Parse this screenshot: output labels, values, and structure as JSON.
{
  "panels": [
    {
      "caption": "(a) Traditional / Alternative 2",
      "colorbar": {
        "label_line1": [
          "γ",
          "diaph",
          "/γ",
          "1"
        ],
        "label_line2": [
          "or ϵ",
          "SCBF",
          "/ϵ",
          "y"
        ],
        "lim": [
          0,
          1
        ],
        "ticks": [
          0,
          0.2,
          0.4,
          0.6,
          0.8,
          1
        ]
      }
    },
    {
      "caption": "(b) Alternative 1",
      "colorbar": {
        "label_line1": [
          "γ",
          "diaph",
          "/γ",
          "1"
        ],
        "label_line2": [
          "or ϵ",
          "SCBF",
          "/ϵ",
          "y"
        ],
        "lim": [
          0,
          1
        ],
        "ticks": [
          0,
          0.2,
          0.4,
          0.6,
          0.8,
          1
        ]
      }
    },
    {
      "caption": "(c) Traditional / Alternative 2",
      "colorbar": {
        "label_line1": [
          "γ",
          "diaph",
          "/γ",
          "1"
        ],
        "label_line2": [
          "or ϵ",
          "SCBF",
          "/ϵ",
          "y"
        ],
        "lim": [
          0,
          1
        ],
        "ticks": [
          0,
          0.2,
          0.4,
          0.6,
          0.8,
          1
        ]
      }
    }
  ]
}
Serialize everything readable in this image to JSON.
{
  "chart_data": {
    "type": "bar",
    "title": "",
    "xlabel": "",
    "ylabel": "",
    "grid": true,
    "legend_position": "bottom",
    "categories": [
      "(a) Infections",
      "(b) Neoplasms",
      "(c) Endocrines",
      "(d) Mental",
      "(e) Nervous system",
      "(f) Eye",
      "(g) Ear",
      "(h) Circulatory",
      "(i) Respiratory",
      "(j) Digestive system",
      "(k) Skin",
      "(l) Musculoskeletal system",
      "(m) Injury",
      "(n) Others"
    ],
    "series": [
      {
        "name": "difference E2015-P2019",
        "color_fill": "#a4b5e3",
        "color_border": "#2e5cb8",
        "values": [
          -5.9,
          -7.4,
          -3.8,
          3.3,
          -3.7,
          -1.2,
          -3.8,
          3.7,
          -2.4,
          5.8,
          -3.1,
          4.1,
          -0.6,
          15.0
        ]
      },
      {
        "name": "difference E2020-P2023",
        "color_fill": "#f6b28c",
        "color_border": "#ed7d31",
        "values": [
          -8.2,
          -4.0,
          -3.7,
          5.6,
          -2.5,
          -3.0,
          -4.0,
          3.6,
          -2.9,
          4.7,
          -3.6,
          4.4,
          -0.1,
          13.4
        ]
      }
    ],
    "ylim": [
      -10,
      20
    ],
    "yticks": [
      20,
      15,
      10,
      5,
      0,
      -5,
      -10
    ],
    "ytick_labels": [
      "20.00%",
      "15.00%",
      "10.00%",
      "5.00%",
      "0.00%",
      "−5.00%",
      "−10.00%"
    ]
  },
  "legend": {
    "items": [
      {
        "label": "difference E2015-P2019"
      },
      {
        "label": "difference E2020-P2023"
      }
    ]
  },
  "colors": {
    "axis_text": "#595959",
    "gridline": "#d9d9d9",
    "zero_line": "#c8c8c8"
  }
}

══════════════════════════════

In the listing, find all lines with the string "name" and copy them.

SOLUTION FOR THIS TASK –
        "name": "difference E2015-P2019",
        "name": "difference E2020-P2023",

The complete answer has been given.